YOUR TASK:
Begin at the line that contains "What does this" and quote each line exactly through the last one. Leave pictures out.

DATASET EXCERPTS:

· · · · · · ·

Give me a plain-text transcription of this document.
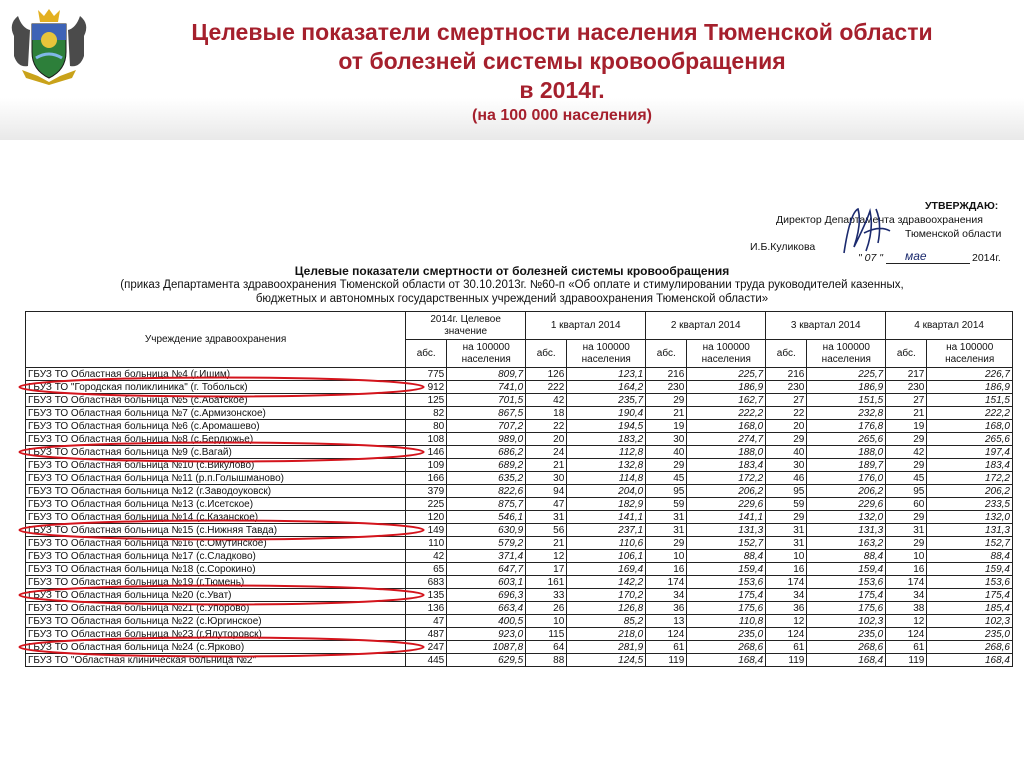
Целевые показатели смертности населения Тюменской области
от болезней системы кровообращения
в 2014г.
(на 100 000 населения)
УТВЕРЖДАЮ:
Директор Департамента здравоохранения
Тюменской области
И.Б.Куликова
" 07 " мае	2014г.
Целевые показатели смертности от болезней системы кровообращения
(приказ Департамента здравоохранения Тюменской области от 30.10.2013г. №60-п «Об оплате и стимулировании труда руководителей казенных,
бюджетных и автономных государственных учреждений здравоохранения Тюменской области»
Учреждение здравоохранения	2014г. Целевое значение		1 квартал 2014		2 квартал 2014		3 квартал 2014		4 квартал 2014	
	абс.	на 100000 населения	абс.	на 100000 населения	абс.	на 100000 населения	абс.	на 100000 населения	абс.	на 100000 населения
ГБУЗ ТО Областная больница №4 (г.Ишим)	775	809,7	126	123,1	216	225,7	216	225,7	217	226,7
ГБУЗ ТО "Городская поликлиника" (г. Тобольск)	912	741,0	222	164,2	230	186,9	230	186,9	230	186,9
ГБУЗ ТО Областная больница №5 (с.Абатское)	125	701,5	42	235,7	29	162,7	27	151,5	27	151,5
ГБУЗ ТО Областная больница №7 (с.Армизонское)	82	867,5	18	190,4	21	222,2	22	232,8	21	222,2
ГБУЗ ТО Областная больница №6 (с.Аромашево)	80	707,2	22	194,5	19	168,0	20	176,8	19	168,0
ГБУЗ ТО Областная больница №8 (с.Бердюжье)	108	989,0	20	183,2	30	274,7	29	265,6	29	265,6
ГБУЗ ТО Областная больница №9 (с.Вагай)	146	686,2	24	112,8	40	188,0	40	188,0	42	197,4
ГБУЗ ТО Областная больница №10 (с.Викулово)	109	689,2	21	132,8	29	183,4	30	189,7	29	183,4
ГБУЗ ТО Областная больница №11 (р.п.Голышманово)	166	635,2	30	114,8	45	172,2	46	176,0	45	172,2
ГБУЗ ТО Областная больница №12 (г.Заводоуковск)	379	822,6	94	204,0	95	206,2	95	206,2	95	206,2
ГБУЗ ТО Областная больница №13 (с.Исетское)	225	875,7	47	182,9	59	229,6	59	229,6	60	233,5
ГБУЗ ТО Областная больница №14 (с.Казанское)	120	546,1	31	141,1	31	141,1	29	132,0	29	132,0
ГБУЗ ТО Областная больница №15 (с.Нижняя Тавда)	149	630,9	56	237,1	31	131,3	31	131,3	31	131,3
ГБУЗ ТО Областная больница №16 (с.Омутинское)	110	579,2	21	110,6	29	152,7	31	163,2	29	152,7
ГБУЗ ТО Областная больница №17 (с.Сладково)	42	371,4	12	106,1	10	88,4	10	88,4	10	88,4
ГБУЗ ТО Областная больница №18 (с.Сорокино)	65	647,7	17	169,4	16	159,4	16	159,4	16	159,4
ГБУЗ ТО Областная больница №19 (г.Тюмень)	683	603,1	161	142,2	174	153,6	174	153,6	174	153,6
ГБУЗ ТО Областная больница №20 (с.Уват)	135	696,3	33	170,2	34	175,4	34	175,4	34	175,4
ГБУЗ ТО Областная больница №21 (с.Упорово)	136	663,4	26	126,8	36	175,6	36	175,6	38	185,4
ГБУЗ ТО Областная больница №22 (с.Юргинское)	47	400,5	10	85,2	13	110,8	12	102,3	12	102,3
ГБУЗ ТО Областная больница №23 (г.Ялуторовск)	487	923,0	115	218,0	124	235,0	124	235,0	124	235,0
ГБУЗ ТО Областная больница №24 (с.Ярково)	247	1087,8	64	281,9	61	268,6	61	268,6	61	268,6
ГБУЗ ТО "Областная клиническая больница №2"	445	629,5	88	124,5	119	168,4	119	168,4	119	168,4
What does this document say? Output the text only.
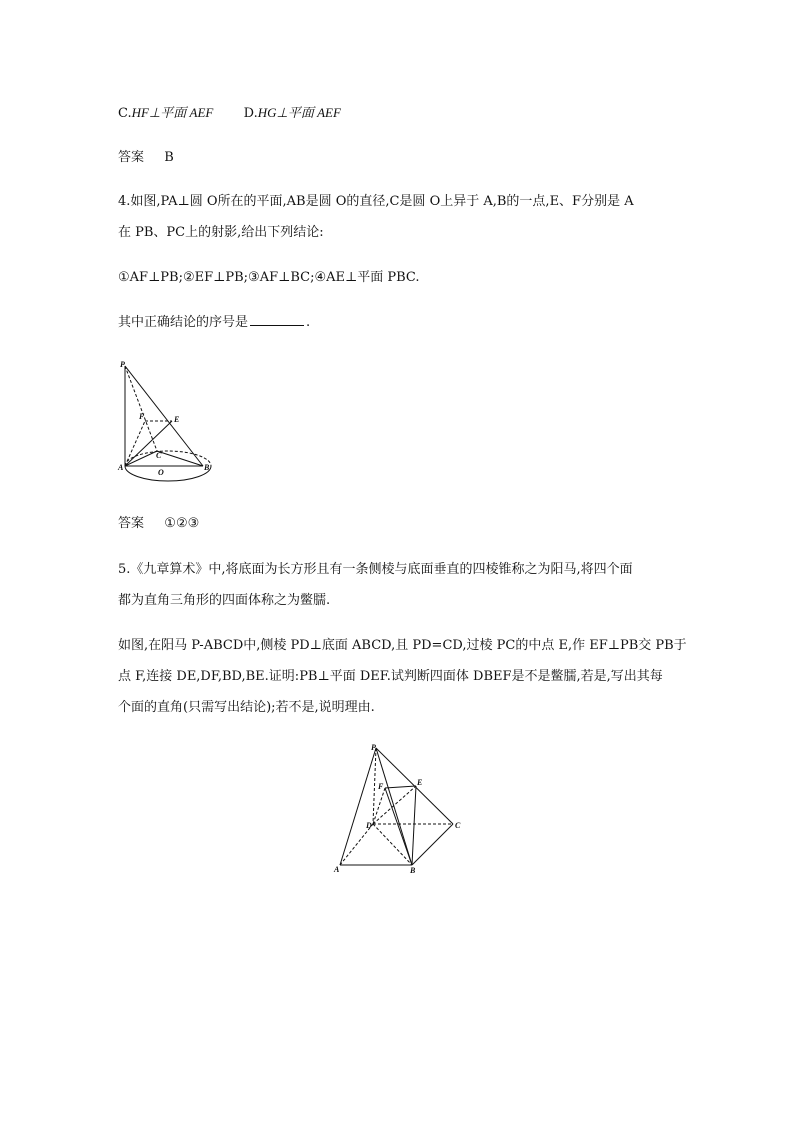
C.HF⊥平面 AEF D.HG⊥平面 AEF
答案 B
4.如图,PA⊥圆 O所在的平面,AB是圆 O的直径,C是圆 O上异于 A,B的一点,E、F分别是 A
在 PB、PC上的射影,给出下列结论:
①AF⊥PB;②EF⊥PB;③AF⊥BC;④AE⊥平面 PBC.
其中正确结论的序号是	.
P
E
F
C
A
O
B
答案 ①②③
5.《九章算术》中,将底面为长方形且有一条侧棱与底面垂直的四棱锥称之为阳马,将四个面
都为直角三角形的四面体称之为鳖臑.
如图,在阳马 P-ABCD中,侧棱 PD⊥底面 ABCD,且 PD=CD,过棱 PC的中点 E,作 EF⊥PB交 PB于
点 F,连接 DE,DF,BD,BE.证明:PB⊥平面 DEF.试判断四面体 DBEF是不是鳖臑,若是,写出其每
个面的直角(只需写出结论);若不是,说明理由.
P
F	E
D	C
A	B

· · · · · · ·

COMPLETE RESPONSE:
What does this document say? Output the text only.
C.HF⊥平面 AEF D.HG⊥平面 AEF
答案 B
4.如图,PA⊥圆 O所在的平面,AB是圆 O的直径,C是圆 O上异于 A,B的一点,E、F分别是 A
在 PB、PC上的射影,给出下列结论:
①AF⊥PB;②EF⊥PB;③AF⊥BC;④AE⊥平面 PBC.
其中正确结论的序号是	.
P
E
F
C
A
O
B
答案 ①②③
5.《九章算术》中,将底面为长方形且有一条侧棱与底面垂直的四棱锥称之为阳马,将四个面
都为直角三角形的四面体称之为鳖臑.
如图,在阳马 P-ABCD中,侧棱 PD⊥底面 ABCD,且 PD=CD,过棱 PC的中点 E,作 EF⊥PB交 PB于
点 F,连接 DE,DF,BD,BE.证明:PB⊥平面 DEF.试判断四面体 DBEF是不是鳖臑,若是,写出其每
个面的直角(只需写出结论);若不是,说明理由.
P
F	E
D	C
A	B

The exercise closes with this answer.